*WHAT THIS TASK INVOLVES*
Filter this data down to the lines that hold "Substance", and copy them.

*Stored records*
########

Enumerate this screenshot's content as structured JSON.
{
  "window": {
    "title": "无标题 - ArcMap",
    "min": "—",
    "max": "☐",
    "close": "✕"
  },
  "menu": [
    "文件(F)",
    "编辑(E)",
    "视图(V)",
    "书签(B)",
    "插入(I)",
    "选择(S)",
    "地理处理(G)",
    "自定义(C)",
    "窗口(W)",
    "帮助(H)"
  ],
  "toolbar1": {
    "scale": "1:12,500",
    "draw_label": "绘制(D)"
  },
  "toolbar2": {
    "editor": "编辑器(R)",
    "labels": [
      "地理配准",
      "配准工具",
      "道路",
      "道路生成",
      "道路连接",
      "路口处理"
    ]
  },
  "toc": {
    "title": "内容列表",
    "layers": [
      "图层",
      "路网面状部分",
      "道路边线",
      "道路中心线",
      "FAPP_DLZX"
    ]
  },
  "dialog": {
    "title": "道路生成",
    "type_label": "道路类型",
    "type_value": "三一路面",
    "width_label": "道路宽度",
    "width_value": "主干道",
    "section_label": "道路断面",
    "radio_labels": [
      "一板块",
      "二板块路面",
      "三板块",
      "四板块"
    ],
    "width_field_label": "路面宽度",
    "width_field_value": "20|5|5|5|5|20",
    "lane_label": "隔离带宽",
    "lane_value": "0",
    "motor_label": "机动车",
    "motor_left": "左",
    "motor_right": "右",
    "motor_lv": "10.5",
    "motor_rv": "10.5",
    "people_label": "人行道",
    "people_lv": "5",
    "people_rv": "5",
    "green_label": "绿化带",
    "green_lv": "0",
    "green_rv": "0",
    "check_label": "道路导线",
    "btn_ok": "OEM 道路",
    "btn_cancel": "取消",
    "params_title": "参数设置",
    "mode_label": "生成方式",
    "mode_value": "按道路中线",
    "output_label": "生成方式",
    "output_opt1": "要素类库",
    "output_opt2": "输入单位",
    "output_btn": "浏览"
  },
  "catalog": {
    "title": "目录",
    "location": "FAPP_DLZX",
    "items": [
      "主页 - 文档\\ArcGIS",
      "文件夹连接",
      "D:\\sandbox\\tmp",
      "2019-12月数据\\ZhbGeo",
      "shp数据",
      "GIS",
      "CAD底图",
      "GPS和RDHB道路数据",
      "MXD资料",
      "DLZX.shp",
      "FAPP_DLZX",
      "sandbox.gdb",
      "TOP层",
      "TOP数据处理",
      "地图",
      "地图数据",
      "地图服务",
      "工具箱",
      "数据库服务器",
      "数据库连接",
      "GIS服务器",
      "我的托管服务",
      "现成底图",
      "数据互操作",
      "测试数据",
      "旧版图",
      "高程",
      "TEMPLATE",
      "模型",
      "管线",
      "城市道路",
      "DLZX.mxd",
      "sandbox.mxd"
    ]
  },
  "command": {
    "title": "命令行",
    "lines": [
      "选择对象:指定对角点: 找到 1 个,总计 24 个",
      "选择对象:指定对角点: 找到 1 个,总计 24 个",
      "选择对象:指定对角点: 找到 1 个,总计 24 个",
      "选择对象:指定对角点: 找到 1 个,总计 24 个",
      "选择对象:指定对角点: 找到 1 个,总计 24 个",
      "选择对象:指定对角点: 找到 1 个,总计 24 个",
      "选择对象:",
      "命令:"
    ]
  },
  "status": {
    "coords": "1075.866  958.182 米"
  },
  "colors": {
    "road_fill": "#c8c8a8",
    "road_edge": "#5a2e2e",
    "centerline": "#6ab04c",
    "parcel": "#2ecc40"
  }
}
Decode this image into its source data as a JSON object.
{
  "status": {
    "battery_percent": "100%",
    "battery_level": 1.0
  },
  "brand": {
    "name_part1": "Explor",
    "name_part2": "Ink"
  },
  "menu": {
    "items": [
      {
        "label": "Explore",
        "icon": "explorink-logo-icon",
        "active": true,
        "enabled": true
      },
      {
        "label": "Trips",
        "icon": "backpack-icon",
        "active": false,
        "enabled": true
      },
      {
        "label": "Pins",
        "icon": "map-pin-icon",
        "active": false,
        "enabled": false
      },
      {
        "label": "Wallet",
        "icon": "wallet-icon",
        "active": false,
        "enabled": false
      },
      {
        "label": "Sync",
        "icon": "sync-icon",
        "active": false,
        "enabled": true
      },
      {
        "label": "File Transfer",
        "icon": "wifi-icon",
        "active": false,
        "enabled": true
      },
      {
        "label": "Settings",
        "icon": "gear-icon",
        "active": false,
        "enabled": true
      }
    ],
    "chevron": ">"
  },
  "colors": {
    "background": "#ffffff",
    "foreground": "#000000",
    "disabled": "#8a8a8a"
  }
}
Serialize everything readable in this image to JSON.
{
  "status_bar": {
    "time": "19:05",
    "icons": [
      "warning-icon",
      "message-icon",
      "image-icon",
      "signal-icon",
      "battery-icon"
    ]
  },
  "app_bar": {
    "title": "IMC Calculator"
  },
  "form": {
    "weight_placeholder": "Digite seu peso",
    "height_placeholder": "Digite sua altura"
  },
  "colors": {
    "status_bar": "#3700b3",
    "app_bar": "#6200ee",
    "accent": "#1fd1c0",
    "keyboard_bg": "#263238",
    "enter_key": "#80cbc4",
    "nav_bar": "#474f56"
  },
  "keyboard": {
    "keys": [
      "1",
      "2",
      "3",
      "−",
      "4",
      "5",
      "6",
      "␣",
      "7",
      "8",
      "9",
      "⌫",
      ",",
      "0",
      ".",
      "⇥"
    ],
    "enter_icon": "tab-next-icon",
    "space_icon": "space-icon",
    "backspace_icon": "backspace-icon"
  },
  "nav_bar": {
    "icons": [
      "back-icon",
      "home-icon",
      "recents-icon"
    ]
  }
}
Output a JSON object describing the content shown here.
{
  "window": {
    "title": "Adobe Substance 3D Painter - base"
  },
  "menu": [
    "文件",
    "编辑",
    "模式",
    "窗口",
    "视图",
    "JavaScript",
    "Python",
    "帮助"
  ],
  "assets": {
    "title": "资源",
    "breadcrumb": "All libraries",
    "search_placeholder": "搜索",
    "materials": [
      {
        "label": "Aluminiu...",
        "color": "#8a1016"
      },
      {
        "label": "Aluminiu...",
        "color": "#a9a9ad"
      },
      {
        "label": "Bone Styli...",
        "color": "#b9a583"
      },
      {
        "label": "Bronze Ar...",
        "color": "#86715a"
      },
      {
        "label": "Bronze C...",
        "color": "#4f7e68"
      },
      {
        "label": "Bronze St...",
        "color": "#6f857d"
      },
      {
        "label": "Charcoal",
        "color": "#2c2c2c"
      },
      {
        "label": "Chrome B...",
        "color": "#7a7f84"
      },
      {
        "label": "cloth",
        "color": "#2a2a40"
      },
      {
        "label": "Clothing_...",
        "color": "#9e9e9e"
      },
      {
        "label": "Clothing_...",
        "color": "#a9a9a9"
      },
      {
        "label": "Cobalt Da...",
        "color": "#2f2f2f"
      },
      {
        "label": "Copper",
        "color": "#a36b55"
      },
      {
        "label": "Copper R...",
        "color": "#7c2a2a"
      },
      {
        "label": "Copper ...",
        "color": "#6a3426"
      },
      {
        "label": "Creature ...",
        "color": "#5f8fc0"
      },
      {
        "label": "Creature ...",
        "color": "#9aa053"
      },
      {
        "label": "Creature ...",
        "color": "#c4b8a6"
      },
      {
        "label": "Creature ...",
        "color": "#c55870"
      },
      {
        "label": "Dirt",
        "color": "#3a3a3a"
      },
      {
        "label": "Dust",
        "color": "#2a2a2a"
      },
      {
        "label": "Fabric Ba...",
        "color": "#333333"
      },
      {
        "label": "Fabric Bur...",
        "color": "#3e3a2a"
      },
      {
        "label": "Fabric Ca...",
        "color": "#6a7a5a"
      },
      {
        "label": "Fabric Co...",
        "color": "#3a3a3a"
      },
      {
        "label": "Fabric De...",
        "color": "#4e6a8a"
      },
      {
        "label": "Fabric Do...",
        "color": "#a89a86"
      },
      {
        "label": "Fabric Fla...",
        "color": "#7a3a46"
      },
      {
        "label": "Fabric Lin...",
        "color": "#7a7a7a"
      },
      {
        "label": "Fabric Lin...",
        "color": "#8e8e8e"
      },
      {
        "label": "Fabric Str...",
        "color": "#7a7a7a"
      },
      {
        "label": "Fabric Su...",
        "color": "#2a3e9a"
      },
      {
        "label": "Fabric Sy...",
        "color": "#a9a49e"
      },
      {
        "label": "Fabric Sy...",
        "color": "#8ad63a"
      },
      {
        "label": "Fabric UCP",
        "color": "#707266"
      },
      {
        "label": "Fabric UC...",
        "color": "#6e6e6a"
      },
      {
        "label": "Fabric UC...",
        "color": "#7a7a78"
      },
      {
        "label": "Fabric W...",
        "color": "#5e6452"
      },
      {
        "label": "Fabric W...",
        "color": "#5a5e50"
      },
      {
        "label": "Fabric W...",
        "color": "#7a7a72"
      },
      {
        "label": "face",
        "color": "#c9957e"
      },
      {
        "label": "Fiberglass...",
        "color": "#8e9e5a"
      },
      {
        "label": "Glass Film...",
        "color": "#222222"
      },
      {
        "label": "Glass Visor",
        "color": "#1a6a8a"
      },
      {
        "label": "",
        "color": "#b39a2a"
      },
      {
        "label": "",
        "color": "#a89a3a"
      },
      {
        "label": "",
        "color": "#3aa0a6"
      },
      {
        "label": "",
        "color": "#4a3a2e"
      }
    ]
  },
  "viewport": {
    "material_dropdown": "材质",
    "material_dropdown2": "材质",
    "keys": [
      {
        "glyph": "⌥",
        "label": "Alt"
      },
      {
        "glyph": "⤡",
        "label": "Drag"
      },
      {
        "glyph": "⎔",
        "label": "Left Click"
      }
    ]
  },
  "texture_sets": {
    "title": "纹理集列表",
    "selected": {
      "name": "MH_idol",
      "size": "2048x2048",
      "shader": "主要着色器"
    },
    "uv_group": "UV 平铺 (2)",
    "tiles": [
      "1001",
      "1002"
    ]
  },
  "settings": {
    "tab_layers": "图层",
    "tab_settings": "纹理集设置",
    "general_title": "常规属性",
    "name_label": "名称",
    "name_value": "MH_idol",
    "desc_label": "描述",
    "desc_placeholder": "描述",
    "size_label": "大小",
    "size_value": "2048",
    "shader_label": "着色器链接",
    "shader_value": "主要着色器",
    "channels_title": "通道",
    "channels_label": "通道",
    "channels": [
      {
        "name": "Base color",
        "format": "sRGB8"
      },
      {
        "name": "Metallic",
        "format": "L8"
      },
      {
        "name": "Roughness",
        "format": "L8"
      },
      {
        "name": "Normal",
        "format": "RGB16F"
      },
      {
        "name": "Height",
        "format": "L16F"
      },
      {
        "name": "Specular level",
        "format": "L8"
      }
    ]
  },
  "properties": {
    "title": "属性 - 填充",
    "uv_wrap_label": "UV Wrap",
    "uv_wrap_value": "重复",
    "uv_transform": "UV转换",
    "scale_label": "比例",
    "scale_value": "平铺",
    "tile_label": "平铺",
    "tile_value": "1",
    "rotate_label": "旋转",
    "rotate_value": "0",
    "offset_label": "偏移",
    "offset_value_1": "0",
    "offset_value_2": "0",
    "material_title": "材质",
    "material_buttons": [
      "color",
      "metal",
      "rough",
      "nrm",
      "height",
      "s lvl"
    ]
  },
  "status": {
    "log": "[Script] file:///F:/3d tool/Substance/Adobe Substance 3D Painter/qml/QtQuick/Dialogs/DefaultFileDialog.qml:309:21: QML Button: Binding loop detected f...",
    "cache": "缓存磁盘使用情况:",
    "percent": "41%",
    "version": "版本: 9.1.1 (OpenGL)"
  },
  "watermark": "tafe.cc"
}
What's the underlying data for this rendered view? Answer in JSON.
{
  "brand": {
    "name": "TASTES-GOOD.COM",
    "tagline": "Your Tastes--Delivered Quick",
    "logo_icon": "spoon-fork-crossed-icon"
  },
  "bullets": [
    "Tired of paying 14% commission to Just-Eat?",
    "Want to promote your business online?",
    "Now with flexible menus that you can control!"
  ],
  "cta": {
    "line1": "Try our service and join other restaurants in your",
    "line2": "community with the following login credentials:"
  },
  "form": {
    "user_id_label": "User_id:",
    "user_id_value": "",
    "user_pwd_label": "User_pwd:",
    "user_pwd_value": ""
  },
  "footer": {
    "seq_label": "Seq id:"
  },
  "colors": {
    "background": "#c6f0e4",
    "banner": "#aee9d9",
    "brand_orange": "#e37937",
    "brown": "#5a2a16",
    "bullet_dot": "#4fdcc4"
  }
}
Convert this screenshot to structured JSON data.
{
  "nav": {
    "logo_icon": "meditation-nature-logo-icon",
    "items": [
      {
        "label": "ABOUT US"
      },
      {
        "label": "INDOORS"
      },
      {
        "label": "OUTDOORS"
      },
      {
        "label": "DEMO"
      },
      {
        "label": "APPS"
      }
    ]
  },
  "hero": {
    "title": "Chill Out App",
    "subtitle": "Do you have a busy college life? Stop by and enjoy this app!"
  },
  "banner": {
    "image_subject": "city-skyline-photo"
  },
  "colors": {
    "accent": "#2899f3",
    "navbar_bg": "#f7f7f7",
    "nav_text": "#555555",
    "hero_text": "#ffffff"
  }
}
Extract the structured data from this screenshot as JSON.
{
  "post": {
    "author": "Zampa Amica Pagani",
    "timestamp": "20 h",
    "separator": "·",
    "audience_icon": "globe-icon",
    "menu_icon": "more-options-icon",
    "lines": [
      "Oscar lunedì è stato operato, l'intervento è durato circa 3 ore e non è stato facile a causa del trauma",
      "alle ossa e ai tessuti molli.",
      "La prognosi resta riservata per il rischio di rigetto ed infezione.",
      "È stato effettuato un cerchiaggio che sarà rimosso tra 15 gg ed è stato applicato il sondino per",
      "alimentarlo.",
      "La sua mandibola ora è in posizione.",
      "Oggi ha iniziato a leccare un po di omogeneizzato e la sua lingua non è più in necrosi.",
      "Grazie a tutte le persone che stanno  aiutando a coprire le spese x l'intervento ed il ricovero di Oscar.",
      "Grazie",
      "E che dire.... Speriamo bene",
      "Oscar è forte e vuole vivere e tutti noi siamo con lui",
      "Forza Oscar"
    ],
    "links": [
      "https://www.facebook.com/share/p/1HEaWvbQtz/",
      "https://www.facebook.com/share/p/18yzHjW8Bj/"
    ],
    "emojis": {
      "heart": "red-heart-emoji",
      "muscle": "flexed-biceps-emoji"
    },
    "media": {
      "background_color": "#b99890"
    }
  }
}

########

*EXERCISE OUTPUT*
    "title": "Adobe Substance 3D Painter - base"
    "log": "[Script] file:///F:/3d tool/Substance/Adobe Substance 3D Painter/qml/QtQuick/Dialogs/DefaultFileDialog.qml:309:21: QML Button: Binding loop detected f...",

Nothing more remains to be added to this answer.